++++ Excerpted records ++++
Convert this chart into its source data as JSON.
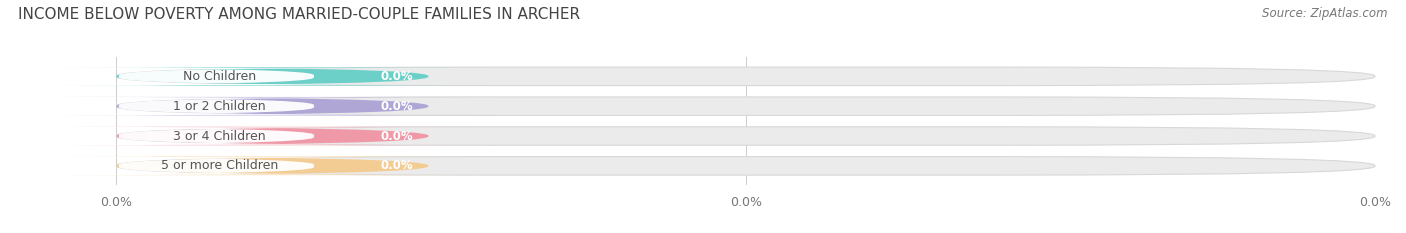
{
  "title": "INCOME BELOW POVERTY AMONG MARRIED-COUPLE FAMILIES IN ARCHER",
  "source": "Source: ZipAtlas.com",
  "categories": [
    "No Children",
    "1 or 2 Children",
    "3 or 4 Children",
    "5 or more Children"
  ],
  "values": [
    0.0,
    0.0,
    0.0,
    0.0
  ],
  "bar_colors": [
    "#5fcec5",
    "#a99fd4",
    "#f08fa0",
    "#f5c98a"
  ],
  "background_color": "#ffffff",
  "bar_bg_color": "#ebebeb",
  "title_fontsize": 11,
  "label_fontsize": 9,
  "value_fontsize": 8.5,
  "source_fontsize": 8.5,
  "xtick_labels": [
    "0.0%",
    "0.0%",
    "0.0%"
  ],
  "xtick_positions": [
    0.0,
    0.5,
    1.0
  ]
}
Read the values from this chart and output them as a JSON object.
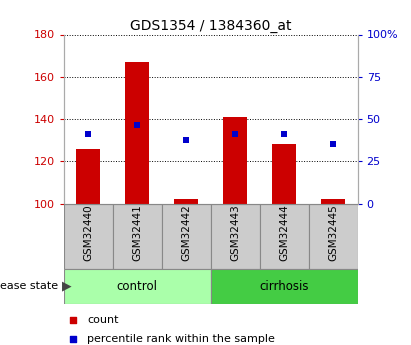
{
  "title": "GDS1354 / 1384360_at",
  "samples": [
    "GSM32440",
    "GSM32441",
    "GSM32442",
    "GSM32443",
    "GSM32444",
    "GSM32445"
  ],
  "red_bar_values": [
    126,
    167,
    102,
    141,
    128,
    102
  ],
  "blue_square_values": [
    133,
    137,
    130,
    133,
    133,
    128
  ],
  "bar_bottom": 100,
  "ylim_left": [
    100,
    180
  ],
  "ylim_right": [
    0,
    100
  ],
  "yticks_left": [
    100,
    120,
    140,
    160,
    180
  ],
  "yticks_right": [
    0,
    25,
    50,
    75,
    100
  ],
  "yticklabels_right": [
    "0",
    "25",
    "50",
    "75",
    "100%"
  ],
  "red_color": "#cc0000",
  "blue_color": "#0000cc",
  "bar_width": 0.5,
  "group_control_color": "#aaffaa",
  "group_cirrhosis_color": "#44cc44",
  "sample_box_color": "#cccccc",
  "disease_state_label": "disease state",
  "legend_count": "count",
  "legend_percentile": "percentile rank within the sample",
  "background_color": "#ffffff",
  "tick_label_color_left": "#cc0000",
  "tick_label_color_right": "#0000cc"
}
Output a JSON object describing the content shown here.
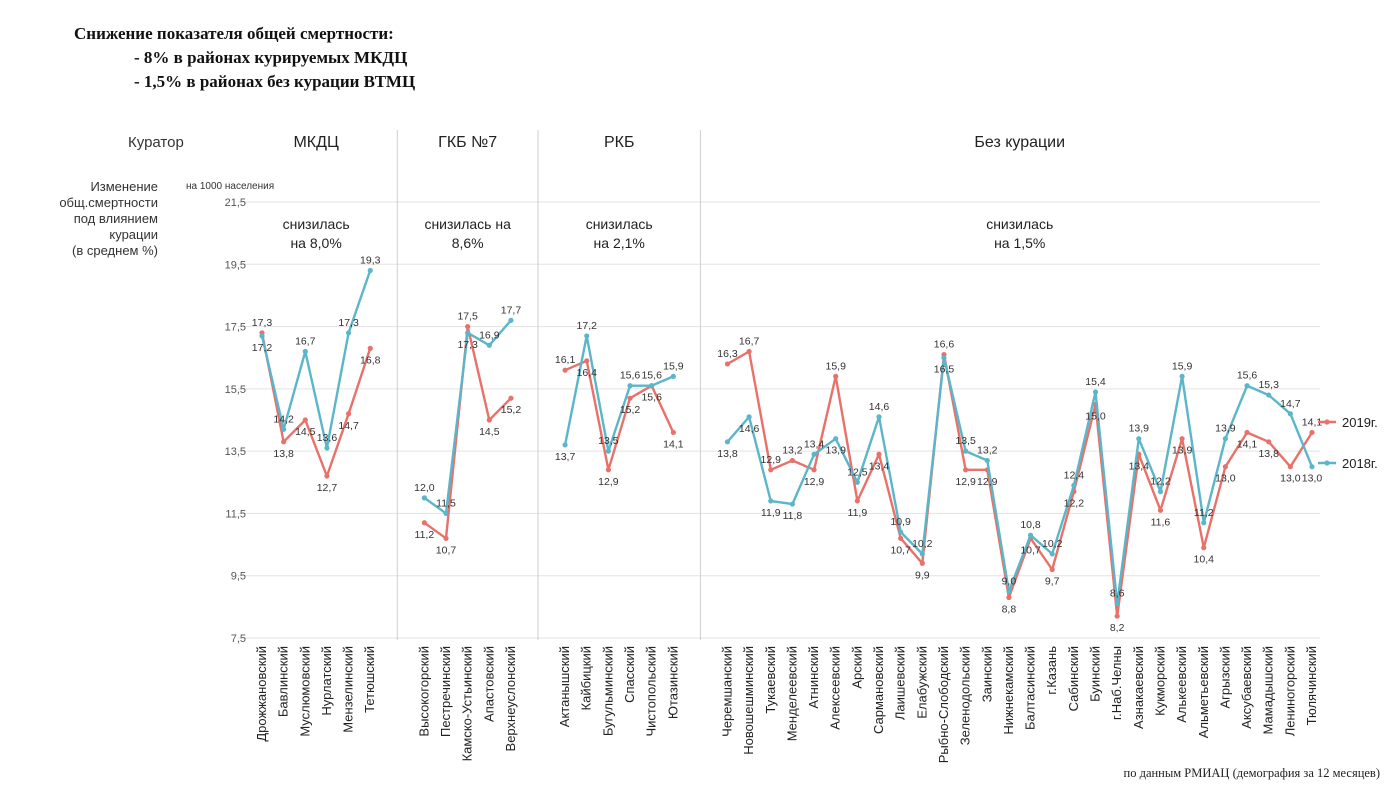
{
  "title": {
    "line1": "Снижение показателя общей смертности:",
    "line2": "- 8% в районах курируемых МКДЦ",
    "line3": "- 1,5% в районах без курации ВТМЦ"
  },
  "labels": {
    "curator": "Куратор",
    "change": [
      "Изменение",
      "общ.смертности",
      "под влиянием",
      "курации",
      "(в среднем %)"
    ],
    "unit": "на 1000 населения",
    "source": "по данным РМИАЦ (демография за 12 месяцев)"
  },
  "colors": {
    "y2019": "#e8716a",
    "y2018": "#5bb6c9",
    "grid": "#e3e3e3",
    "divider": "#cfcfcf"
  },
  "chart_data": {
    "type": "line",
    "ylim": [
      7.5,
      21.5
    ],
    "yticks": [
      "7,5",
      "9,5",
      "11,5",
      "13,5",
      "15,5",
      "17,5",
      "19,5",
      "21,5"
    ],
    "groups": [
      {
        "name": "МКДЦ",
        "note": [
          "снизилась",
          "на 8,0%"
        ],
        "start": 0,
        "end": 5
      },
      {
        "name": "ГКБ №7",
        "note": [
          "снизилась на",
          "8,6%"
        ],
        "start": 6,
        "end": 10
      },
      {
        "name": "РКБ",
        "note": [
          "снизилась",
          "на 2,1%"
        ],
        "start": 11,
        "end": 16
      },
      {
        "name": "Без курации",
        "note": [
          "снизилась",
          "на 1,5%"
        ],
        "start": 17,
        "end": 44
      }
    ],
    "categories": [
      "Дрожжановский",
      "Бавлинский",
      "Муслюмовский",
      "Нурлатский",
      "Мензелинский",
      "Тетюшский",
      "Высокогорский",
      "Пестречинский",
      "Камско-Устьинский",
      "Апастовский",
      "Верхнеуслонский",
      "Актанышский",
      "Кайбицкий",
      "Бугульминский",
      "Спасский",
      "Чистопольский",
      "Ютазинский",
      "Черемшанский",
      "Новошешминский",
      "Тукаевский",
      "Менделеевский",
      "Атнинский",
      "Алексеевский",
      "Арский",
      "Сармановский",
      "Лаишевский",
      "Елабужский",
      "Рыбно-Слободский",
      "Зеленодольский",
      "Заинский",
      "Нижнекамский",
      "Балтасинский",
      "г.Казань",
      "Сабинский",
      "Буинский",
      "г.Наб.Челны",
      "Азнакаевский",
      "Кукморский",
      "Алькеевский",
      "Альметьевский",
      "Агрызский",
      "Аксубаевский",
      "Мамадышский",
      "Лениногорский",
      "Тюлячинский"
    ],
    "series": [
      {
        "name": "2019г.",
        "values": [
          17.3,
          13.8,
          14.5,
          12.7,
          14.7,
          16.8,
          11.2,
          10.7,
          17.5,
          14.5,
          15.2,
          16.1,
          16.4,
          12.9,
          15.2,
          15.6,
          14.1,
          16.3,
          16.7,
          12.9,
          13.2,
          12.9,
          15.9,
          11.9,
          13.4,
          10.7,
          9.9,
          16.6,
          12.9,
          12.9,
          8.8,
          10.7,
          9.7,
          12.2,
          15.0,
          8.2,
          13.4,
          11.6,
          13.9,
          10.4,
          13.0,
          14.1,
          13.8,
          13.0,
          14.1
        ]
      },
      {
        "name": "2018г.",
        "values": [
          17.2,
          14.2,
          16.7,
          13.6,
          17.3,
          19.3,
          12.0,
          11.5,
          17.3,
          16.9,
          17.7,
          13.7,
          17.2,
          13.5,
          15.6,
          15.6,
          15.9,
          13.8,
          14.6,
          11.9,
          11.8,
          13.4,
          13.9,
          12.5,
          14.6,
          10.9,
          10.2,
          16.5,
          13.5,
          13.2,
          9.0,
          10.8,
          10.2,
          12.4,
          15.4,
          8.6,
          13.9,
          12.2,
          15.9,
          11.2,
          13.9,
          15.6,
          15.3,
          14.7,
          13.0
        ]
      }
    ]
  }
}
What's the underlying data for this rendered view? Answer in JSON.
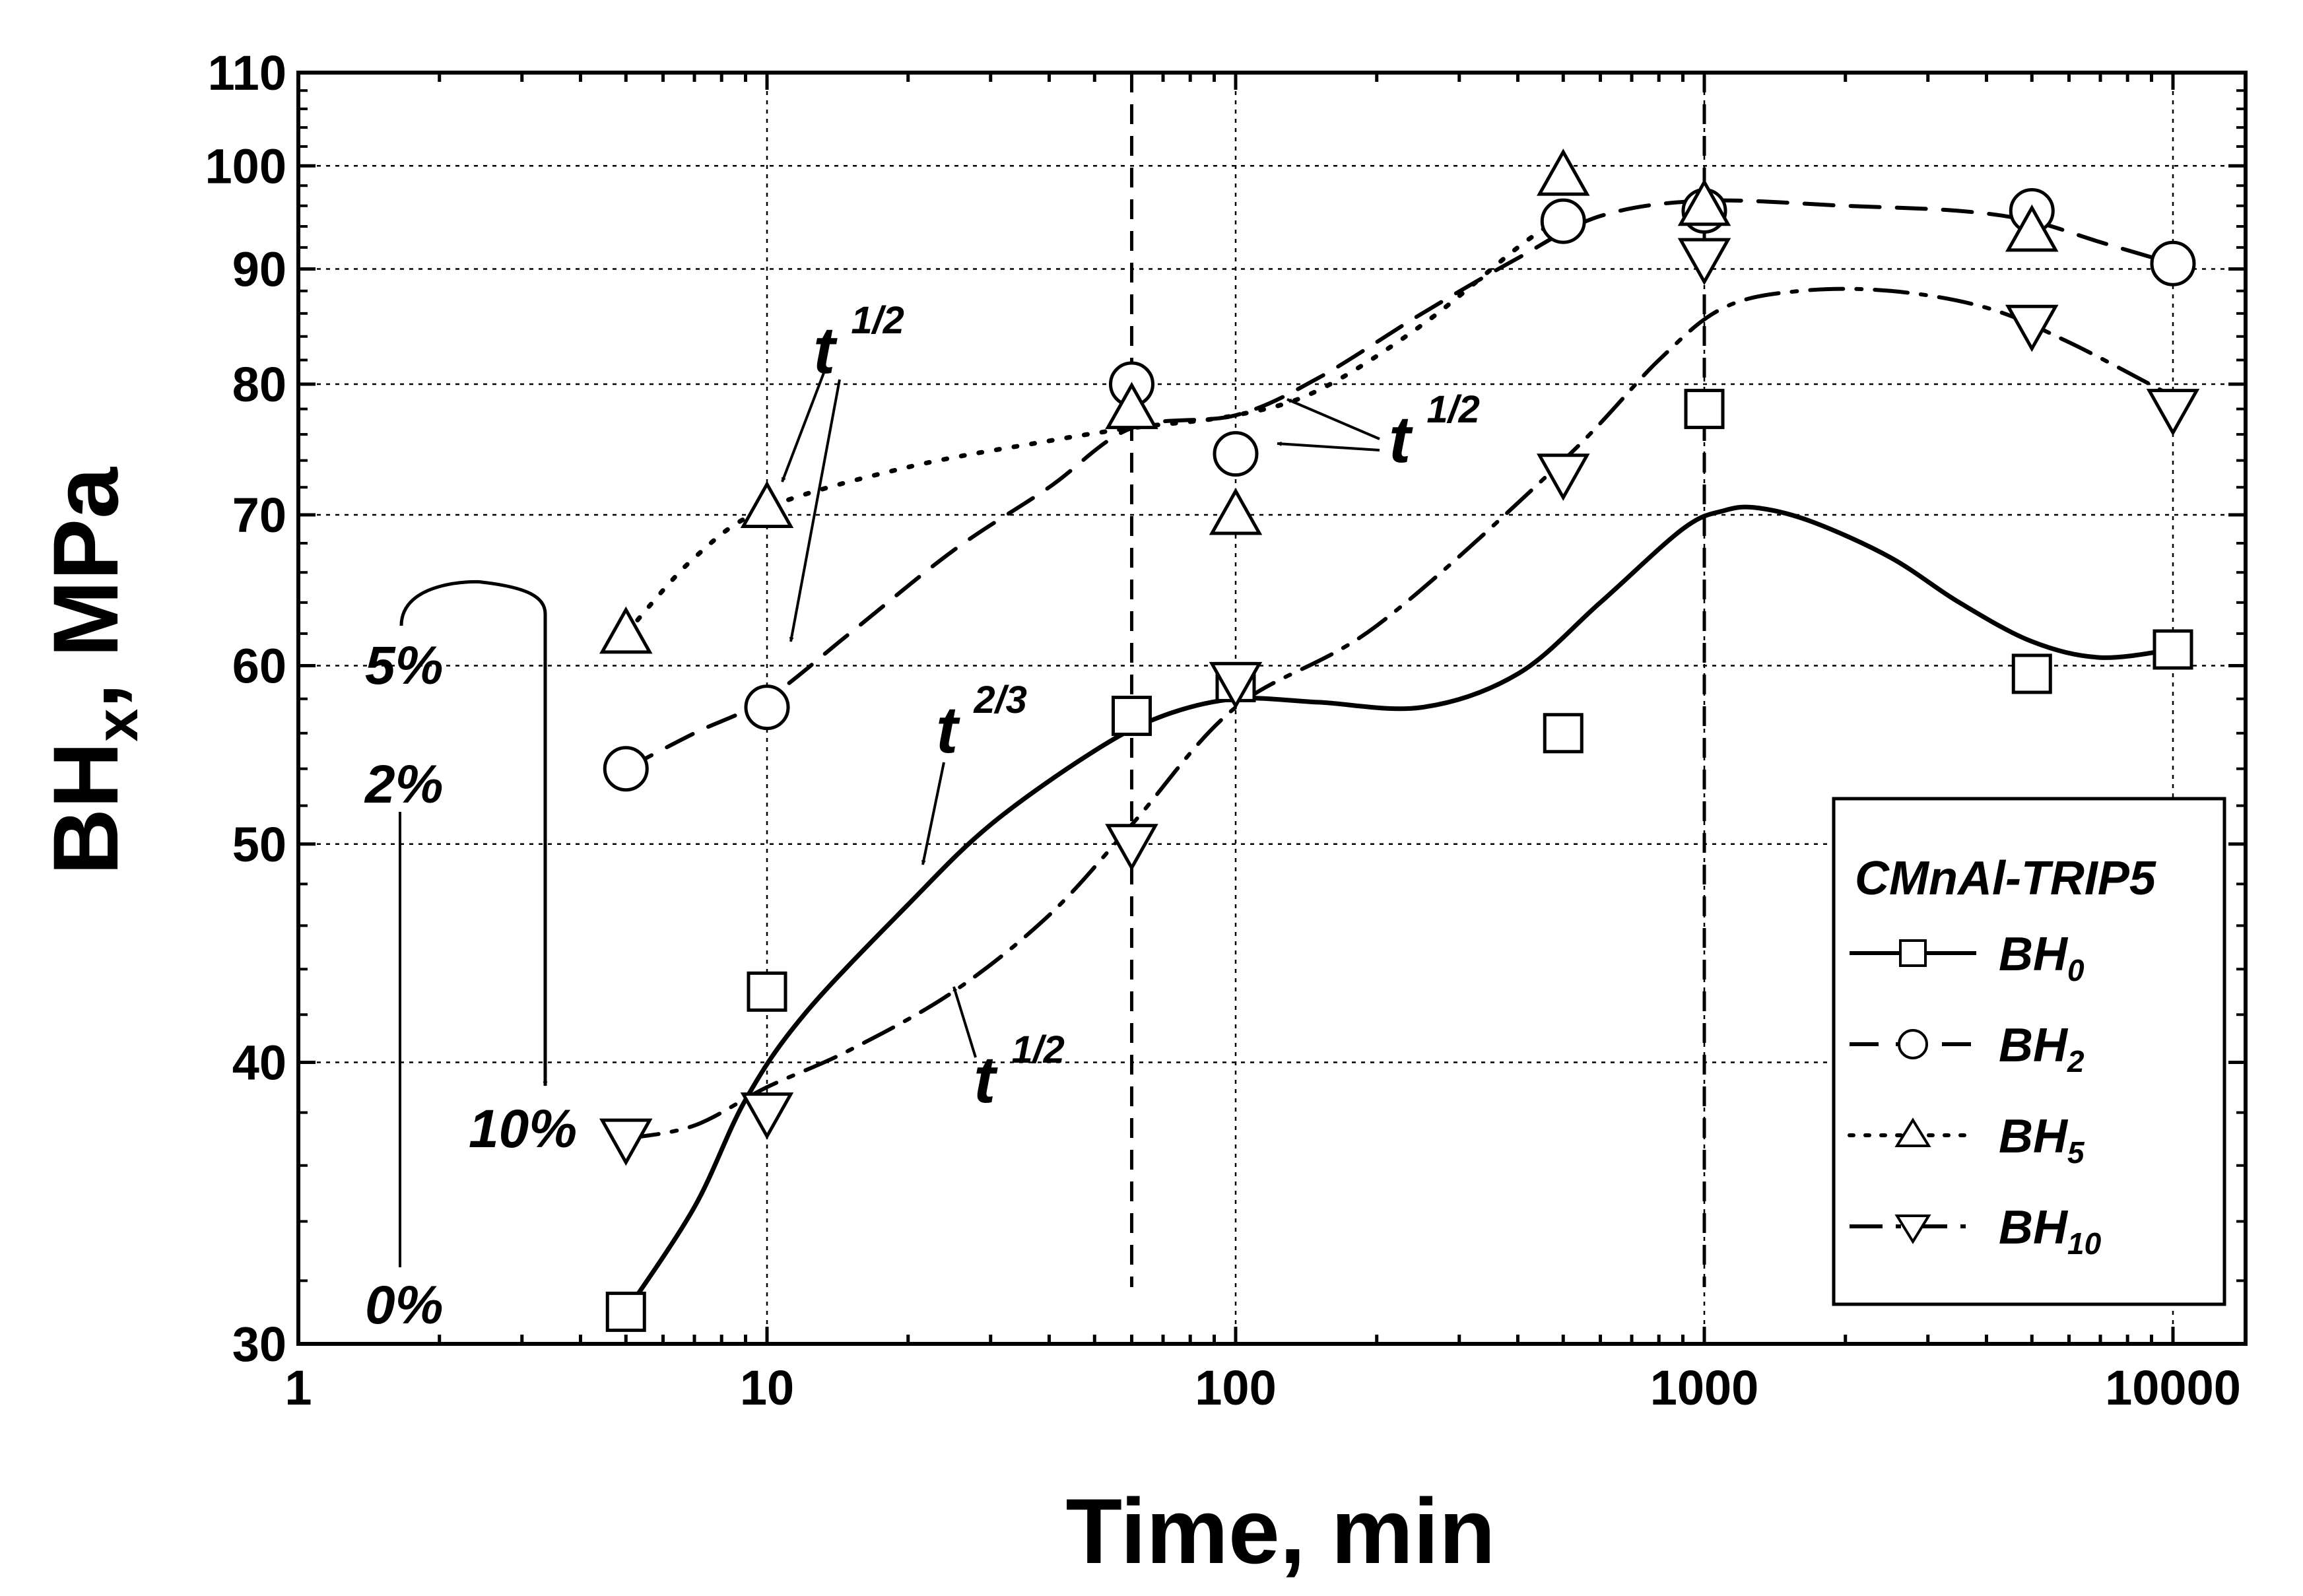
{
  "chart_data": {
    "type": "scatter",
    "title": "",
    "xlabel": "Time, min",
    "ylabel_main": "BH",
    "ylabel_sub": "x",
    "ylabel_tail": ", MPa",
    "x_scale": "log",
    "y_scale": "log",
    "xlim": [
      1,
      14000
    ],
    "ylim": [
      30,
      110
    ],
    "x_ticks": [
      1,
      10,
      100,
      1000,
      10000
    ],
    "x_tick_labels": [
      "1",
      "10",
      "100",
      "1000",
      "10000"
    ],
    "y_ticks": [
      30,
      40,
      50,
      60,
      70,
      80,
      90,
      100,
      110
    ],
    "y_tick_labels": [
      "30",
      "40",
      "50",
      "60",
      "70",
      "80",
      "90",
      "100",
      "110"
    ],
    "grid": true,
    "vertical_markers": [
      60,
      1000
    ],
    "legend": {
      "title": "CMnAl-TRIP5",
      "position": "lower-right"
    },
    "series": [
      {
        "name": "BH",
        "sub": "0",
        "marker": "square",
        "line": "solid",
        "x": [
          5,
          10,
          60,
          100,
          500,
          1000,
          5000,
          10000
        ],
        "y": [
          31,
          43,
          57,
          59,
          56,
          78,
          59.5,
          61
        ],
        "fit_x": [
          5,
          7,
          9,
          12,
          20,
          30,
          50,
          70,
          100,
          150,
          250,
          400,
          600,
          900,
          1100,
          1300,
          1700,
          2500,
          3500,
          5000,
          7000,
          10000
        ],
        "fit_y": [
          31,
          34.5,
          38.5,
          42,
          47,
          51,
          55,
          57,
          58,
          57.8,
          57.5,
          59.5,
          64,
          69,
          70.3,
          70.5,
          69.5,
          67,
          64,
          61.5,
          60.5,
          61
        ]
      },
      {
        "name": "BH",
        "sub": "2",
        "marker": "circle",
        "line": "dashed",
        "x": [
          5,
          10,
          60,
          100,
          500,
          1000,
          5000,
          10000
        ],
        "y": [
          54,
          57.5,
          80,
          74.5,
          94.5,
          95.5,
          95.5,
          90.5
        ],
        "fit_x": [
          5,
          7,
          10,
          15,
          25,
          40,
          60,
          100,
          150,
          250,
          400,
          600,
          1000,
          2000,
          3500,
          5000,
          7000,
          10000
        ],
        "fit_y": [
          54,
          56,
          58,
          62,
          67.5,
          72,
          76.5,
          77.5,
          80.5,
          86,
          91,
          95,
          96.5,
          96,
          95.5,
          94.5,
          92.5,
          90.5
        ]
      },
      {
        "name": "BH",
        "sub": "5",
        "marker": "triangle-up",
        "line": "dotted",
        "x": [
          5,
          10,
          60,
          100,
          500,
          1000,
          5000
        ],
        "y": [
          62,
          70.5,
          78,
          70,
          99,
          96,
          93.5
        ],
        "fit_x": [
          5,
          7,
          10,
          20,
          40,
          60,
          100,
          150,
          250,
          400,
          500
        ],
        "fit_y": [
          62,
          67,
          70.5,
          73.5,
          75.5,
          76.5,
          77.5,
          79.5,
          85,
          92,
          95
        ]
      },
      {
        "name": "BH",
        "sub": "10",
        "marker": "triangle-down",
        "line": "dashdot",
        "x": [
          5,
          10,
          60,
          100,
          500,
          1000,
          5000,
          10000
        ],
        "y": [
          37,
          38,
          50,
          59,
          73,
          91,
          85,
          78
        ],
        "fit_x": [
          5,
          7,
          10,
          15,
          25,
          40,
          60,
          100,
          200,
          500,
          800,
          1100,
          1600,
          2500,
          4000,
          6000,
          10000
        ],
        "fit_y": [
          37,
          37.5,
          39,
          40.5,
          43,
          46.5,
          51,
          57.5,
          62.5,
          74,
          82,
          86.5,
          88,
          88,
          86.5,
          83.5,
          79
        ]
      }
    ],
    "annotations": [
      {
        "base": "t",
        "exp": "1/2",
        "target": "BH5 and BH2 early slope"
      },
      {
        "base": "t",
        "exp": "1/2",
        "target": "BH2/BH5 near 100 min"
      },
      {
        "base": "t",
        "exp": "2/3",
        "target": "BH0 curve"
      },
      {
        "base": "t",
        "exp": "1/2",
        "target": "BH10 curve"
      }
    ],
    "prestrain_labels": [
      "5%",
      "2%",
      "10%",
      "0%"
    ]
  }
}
++++
Stated problem: Write out every line of the entries that holds the word "target".

Exercise output:
        "target": "BH5 and BH2 early slope"
        "target": "BH2/BH5 near 100 min"
        "target": "BH0 curve"
        "target": "BH10 curve"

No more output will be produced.